- **PROBLEM**: Search the listing for "reign" and copy every line where it appears.

- **RECORDS PROVIDED**:
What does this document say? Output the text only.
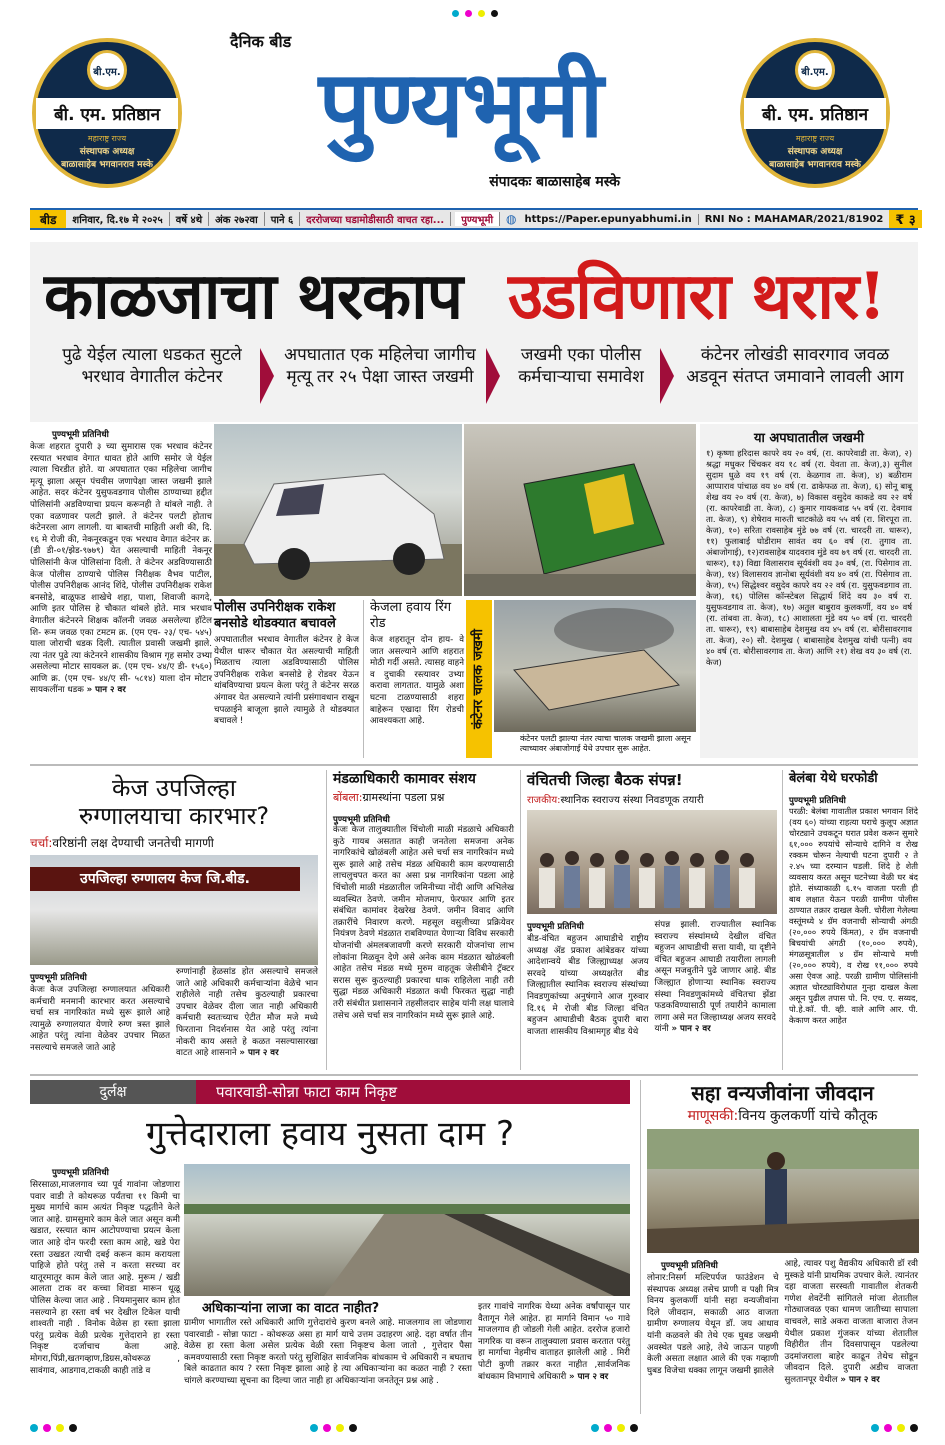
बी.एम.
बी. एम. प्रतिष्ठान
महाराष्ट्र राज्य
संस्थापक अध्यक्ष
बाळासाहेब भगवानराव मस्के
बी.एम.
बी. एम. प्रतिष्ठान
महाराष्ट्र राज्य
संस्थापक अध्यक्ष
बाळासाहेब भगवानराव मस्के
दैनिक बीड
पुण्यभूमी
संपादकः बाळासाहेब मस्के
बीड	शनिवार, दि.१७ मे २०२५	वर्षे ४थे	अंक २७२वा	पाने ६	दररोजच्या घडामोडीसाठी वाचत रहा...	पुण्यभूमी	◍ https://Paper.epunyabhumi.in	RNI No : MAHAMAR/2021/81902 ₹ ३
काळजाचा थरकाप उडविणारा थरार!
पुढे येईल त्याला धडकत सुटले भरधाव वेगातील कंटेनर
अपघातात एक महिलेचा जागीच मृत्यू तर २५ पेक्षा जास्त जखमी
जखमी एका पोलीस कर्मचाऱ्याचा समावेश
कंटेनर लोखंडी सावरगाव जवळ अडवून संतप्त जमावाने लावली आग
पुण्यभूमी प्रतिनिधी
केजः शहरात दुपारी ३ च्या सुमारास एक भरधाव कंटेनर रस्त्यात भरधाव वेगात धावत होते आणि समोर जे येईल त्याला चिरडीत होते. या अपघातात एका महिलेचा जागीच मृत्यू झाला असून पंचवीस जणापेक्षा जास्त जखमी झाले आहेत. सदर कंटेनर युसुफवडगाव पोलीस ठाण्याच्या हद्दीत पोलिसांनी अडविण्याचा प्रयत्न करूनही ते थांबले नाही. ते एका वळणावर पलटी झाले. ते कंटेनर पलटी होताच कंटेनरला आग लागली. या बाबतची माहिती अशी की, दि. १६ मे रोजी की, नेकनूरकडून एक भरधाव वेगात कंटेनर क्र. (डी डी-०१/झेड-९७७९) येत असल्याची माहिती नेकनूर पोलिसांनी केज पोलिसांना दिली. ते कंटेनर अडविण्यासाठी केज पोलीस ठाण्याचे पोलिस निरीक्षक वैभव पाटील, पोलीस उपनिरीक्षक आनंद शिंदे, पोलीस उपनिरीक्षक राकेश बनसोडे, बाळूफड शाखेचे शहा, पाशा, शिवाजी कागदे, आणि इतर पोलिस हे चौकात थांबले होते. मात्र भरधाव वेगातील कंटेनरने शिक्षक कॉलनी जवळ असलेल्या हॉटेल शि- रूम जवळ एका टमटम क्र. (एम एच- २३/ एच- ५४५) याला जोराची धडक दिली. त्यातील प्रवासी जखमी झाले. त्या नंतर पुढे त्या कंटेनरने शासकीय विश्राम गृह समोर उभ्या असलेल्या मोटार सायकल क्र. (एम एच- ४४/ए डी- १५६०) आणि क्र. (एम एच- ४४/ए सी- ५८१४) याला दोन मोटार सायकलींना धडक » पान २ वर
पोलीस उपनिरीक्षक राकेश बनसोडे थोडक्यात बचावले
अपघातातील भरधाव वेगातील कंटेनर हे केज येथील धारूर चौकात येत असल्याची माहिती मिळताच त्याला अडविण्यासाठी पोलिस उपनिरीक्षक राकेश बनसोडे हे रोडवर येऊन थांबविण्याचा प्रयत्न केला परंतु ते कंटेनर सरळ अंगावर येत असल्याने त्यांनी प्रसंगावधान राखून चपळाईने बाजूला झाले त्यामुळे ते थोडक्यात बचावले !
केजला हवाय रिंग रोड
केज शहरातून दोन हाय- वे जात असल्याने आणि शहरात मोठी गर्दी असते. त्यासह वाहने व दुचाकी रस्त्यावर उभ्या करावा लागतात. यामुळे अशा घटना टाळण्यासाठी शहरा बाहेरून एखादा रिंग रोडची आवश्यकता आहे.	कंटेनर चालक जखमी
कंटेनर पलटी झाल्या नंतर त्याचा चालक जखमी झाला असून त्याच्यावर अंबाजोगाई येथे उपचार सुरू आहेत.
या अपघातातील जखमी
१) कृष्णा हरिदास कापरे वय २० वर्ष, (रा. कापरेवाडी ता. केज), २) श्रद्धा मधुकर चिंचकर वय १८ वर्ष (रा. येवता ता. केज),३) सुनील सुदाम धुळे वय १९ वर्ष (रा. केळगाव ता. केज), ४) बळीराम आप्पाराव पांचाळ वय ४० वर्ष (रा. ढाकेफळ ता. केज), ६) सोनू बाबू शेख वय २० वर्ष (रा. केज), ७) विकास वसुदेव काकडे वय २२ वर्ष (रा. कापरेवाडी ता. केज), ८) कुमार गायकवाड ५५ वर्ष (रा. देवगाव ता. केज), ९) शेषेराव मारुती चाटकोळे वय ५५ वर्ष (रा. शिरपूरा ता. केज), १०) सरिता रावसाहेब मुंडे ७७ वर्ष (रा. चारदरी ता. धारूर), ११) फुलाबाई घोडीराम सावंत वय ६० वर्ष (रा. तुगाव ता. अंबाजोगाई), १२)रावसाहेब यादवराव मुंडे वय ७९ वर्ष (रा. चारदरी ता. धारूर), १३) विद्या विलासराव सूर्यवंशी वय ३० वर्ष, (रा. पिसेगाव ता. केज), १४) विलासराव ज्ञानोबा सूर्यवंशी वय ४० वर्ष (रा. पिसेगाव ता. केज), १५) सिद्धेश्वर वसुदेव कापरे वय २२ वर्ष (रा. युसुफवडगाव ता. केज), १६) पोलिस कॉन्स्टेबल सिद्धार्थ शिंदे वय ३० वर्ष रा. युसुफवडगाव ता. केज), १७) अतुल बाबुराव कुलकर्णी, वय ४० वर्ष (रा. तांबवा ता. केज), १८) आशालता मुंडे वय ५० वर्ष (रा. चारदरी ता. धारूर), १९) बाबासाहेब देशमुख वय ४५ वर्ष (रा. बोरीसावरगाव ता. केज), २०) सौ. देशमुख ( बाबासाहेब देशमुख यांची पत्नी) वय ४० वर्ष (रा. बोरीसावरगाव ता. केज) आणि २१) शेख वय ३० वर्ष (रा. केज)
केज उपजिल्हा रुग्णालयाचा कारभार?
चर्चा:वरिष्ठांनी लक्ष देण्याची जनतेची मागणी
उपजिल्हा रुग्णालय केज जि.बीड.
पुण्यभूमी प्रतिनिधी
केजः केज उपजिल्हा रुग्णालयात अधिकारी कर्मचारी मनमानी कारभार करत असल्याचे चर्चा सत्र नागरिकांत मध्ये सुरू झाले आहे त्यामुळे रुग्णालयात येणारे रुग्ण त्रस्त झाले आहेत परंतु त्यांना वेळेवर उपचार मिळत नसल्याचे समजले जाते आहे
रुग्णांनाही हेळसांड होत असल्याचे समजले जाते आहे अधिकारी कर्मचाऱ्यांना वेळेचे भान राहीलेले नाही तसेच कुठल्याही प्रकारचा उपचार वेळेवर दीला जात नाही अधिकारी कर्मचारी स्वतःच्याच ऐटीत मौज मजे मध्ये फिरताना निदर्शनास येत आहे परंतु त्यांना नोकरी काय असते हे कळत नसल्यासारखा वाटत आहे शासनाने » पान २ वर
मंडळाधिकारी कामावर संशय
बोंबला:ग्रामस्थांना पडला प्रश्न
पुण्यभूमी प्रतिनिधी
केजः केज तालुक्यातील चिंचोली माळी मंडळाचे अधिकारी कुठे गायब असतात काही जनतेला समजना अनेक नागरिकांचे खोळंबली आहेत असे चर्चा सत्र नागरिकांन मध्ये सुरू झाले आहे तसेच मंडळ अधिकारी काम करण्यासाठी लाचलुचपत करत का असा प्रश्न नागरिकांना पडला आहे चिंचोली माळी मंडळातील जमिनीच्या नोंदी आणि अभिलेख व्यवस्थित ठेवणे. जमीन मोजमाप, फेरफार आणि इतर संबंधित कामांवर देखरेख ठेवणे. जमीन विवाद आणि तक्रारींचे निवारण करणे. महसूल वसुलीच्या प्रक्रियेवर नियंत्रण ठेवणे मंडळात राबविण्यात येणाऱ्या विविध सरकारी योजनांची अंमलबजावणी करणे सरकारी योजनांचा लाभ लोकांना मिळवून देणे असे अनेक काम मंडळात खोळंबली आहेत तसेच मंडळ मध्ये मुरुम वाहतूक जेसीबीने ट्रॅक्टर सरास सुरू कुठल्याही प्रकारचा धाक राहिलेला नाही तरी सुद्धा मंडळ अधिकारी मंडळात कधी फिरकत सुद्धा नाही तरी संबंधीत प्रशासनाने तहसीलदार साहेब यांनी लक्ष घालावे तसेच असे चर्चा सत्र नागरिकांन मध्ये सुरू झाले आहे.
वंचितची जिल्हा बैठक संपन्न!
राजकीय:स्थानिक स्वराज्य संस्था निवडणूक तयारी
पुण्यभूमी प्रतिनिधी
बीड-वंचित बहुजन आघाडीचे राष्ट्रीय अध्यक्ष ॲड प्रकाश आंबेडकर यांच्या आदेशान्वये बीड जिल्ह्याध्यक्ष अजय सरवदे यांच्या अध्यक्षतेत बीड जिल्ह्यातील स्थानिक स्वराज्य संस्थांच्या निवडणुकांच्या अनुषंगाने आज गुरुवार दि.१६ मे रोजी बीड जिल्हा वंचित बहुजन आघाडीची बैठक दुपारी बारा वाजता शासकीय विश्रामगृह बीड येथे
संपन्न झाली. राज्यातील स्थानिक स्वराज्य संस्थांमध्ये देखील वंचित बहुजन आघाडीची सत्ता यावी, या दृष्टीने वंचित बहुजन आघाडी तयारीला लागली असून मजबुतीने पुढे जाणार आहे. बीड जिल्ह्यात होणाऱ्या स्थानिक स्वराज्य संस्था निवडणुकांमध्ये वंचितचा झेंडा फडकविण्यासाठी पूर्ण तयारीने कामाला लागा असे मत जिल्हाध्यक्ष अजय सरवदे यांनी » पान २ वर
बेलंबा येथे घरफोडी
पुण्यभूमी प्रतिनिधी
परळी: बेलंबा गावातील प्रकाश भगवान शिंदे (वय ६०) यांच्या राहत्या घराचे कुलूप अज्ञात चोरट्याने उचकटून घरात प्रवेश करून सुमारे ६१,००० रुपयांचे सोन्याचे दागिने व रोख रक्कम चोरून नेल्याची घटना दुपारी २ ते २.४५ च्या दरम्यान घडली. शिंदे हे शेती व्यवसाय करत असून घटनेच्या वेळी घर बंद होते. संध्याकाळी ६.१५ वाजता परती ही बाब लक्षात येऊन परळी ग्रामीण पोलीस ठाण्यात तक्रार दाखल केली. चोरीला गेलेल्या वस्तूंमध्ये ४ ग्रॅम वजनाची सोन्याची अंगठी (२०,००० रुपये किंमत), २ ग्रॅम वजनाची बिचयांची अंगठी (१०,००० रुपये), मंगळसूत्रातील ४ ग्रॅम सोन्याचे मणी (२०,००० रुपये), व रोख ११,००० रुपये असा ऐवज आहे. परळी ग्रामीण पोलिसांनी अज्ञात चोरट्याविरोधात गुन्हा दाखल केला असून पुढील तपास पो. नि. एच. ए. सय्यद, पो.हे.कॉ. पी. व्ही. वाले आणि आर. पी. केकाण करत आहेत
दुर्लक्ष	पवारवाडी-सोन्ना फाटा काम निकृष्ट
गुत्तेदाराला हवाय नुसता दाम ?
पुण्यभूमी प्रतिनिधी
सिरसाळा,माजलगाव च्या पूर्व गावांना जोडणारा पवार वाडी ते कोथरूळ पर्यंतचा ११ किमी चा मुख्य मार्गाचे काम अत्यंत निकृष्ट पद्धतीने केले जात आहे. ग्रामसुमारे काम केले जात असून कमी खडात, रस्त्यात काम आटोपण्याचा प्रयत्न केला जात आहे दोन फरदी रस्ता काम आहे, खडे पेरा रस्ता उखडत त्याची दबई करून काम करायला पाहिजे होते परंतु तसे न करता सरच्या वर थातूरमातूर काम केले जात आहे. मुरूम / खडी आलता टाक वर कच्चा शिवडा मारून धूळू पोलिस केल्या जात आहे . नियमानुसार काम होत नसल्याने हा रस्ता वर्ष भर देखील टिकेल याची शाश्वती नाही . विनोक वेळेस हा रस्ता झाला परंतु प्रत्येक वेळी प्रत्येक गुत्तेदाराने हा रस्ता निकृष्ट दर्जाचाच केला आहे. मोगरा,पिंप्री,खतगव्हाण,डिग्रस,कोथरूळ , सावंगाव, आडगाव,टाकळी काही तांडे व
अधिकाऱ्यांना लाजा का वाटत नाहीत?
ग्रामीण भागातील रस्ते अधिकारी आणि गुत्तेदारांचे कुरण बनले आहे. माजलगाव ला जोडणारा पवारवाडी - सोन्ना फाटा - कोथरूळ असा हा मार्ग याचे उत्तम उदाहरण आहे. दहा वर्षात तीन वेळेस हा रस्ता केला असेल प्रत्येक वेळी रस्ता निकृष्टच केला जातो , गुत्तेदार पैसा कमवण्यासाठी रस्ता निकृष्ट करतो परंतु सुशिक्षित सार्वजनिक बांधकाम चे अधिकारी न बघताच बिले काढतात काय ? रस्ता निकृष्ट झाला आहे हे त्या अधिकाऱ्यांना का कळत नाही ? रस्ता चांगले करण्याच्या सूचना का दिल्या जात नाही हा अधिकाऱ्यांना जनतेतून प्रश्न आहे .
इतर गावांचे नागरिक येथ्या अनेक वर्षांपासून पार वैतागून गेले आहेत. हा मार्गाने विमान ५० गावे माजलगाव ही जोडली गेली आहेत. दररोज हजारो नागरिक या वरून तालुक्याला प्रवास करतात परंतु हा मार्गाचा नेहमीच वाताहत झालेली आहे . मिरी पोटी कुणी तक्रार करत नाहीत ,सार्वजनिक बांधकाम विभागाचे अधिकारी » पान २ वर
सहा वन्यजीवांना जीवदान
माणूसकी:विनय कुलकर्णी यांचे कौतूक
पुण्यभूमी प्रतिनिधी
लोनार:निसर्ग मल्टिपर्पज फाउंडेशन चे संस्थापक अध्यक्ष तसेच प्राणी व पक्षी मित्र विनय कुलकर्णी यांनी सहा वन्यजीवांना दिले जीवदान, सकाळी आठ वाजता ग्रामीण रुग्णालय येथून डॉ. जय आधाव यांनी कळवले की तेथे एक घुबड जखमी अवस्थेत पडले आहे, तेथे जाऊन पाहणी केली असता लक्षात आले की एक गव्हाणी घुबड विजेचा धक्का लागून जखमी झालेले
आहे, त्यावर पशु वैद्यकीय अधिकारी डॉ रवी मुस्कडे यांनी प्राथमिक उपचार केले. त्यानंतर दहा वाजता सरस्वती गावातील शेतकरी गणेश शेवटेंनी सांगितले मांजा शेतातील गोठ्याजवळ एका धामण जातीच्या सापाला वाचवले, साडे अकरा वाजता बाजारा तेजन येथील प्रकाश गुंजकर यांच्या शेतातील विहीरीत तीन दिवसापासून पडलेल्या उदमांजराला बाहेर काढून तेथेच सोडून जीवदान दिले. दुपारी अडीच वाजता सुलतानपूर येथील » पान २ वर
...
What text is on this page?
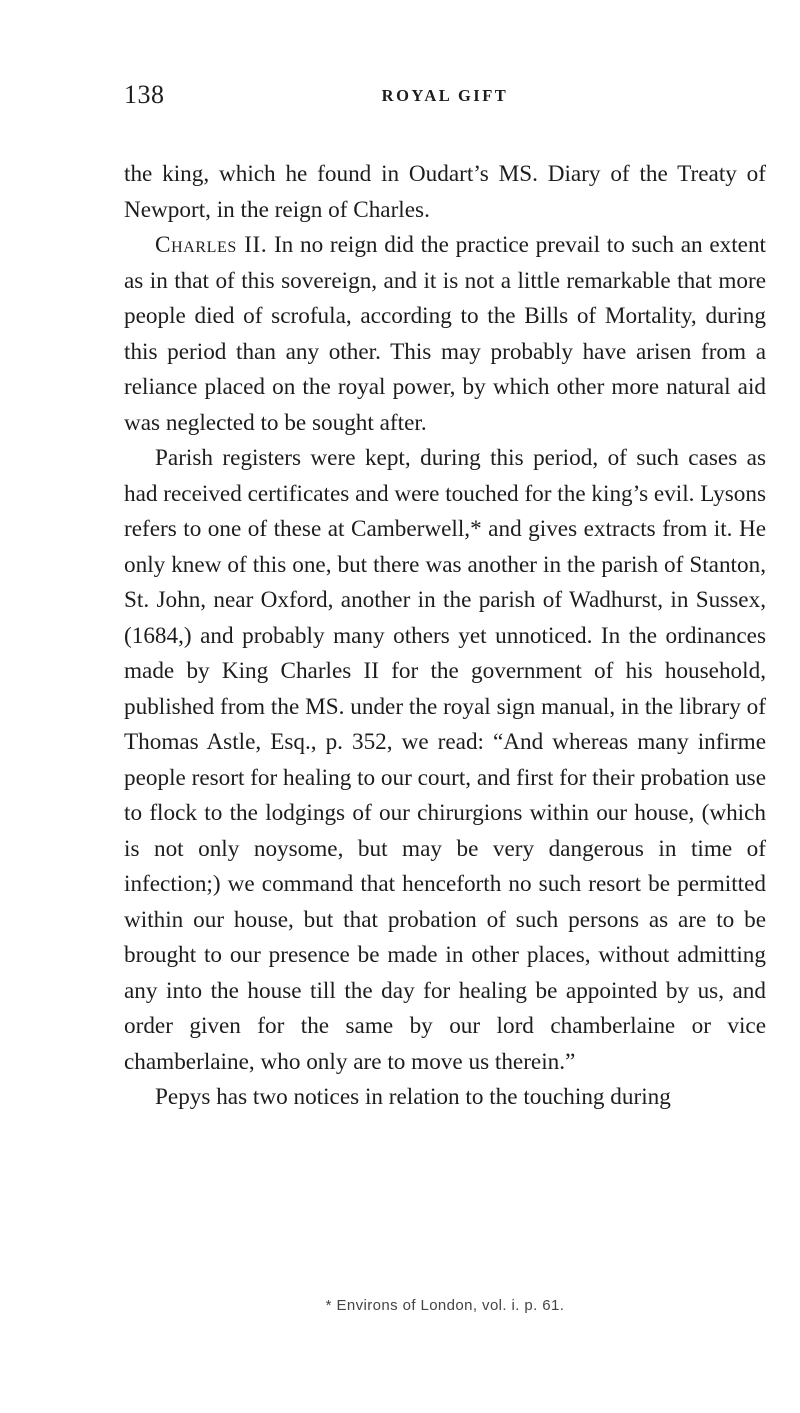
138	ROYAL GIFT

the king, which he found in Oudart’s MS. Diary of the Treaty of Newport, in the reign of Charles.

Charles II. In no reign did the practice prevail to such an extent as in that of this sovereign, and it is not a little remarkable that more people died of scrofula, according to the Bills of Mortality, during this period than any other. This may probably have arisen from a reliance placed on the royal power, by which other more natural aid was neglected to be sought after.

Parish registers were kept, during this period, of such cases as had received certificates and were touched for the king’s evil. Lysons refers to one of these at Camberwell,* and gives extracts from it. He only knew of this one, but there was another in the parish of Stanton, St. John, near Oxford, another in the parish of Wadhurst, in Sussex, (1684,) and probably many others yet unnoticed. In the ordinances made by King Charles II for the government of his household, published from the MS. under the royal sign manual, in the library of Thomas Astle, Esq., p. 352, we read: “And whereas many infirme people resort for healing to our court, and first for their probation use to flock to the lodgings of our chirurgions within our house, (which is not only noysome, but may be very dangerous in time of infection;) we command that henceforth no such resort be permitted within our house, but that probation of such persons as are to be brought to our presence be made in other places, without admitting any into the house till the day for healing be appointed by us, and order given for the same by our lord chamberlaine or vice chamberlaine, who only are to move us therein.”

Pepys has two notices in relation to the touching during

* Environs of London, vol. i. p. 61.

- **FINAL RESULT**:
the king, which he found in Oudart’s MS. Diary of the Treaty of Newport, in the reign of Charles.
Charles II. In no reign did the practice prevail to such an extent as in that of this sovereign, and it is not a little remarkable that more people died of scrofula, according to the Bills of Mortality, during this period than any other. This may probably have arisen from a reliance placed on the royal power, by which other more natural aid was neglected to be sought after.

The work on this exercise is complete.